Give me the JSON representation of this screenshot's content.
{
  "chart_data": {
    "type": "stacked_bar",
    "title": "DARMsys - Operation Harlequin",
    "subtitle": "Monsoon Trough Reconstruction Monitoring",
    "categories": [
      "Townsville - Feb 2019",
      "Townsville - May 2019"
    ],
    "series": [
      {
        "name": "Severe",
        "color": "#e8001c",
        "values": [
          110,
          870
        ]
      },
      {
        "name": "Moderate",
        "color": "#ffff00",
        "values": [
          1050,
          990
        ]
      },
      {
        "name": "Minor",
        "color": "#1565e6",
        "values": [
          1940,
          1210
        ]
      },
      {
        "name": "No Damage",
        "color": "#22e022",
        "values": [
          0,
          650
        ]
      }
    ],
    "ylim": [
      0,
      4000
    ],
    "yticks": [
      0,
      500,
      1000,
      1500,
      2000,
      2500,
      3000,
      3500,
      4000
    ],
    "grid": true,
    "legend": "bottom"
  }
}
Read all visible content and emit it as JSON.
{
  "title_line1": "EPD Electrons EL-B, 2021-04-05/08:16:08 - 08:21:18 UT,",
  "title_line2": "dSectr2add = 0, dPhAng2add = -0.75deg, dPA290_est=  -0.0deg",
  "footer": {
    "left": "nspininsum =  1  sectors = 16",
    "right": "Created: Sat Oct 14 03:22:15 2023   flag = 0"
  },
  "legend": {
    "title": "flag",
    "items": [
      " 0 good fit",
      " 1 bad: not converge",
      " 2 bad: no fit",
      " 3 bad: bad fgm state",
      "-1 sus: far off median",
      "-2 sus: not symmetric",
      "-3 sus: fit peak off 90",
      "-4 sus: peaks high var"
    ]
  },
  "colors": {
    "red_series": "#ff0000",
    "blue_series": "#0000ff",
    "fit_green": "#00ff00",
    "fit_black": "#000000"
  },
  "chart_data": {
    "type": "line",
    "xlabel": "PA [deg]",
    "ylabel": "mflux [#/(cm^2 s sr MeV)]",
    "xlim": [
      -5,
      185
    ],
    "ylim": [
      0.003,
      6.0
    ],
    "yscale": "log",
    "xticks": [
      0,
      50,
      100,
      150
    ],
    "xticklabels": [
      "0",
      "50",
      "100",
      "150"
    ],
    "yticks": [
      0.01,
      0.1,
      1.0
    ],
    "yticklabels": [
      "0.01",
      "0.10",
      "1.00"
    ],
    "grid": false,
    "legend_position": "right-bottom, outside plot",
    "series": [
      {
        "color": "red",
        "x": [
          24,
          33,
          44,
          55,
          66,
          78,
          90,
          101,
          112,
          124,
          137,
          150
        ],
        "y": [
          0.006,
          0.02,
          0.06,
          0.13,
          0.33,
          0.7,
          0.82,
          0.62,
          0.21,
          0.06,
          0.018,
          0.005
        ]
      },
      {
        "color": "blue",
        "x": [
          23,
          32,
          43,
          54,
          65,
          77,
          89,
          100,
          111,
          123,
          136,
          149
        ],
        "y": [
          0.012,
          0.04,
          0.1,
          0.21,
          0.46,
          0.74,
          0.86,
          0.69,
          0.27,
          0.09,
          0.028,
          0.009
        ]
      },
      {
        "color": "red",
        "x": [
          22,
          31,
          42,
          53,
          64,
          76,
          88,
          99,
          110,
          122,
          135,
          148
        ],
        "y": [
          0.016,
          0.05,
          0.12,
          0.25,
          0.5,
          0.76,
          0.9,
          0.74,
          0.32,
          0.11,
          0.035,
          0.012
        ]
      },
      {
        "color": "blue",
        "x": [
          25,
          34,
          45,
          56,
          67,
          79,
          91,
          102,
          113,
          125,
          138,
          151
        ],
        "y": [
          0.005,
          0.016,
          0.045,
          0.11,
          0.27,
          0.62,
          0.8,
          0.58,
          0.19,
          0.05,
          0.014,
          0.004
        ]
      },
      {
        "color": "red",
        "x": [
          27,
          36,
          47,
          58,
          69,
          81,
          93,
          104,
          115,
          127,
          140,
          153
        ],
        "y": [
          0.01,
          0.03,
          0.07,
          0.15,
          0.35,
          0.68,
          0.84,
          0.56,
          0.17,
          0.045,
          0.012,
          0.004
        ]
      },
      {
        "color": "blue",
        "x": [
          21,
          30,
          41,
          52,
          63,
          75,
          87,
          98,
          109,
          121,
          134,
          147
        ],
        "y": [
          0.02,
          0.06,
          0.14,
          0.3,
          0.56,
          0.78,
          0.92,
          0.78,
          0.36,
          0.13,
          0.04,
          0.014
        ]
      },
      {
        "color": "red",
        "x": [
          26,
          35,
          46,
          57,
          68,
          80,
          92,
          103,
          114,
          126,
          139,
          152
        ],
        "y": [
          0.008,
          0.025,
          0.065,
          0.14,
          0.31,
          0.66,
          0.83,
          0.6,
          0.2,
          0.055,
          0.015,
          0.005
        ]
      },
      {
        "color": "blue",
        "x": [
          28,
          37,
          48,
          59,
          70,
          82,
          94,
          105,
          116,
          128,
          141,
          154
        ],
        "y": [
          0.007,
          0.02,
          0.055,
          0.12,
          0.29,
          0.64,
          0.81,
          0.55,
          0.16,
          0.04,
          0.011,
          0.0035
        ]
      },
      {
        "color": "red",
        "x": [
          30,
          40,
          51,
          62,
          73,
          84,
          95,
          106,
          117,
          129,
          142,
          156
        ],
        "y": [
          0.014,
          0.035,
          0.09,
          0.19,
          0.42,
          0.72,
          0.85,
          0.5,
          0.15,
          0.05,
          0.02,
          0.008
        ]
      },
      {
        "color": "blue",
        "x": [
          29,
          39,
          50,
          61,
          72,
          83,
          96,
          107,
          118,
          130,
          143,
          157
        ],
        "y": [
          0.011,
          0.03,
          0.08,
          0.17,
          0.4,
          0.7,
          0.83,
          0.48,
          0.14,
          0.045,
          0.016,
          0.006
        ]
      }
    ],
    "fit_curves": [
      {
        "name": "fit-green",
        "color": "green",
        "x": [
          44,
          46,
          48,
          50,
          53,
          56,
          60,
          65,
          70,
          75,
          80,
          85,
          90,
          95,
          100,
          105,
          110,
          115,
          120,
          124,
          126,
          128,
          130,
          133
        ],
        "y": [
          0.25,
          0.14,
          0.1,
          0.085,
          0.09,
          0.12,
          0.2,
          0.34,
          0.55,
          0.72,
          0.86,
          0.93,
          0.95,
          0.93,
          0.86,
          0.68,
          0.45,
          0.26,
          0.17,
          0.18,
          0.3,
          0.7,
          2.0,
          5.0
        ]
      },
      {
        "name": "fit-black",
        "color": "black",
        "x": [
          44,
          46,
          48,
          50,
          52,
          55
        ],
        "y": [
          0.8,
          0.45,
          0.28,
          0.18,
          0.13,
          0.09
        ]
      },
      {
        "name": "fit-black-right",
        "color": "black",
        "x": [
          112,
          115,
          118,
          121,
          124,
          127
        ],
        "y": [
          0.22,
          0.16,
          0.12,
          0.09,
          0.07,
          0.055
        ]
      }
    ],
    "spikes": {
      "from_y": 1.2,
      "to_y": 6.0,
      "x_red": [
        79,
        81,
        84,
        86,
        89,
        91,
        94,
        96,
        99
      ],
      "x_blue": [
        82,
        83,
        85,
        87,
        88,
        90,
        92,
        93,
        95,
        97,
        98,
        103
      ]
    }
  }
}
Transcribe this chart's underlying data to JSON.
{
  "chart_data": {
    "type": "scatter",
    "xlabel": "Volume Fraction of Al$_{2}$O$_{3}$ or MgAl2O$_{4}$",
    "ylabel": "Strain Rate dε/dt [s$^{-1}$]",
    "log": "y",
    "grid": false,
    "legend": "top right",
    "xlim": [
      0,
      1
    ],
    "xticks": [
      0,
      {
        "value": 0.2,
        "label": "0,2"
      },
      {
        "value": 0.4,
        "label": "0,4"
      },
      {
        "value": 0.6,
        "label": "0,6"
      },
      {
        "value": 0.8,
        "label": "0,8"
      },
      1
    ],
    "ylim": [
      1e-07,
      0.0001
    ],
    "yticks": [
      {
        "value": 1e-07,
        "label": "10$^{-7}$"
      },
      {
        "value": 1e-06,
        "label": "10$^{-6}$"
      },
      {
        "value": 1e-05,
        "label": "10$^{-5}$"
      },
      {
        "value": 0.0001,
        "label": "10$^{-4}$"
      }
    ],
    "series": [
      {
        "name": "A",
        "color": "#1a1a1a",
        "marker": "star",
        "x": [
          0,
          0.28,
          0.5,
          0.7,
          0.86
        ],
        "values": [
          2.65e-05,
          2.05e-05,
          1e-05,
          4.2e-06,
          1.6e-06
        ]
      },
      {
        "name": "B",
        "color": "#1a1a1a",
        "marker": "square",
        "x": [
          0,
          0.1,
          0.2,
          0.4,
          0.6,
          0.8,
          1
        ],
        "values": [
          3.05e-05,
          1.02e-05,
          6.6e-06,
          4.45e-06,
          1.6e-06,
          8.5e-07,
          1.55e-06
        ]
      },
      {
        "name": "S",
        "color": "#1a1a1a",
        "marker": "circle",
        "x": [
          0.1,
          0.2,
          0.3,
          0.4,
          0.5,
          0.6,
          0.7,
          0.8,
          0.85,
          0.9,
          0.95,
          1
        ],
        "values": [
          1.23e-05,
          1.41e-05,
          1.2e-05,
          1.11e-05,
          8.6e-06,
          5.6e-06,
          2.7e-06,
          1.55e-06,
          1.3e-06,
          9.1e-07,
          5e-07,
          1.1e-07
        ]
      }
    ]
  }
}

::::::

== Exercise brief ==
Search the data for the string "ylabel". List each line that has it.

== Exercise response ==
    "ylabel": "mflux [#/(cm^2 s sr MeV)]",
    "ylabel": "Strain Rate dε/dt [s$^{-1}$]",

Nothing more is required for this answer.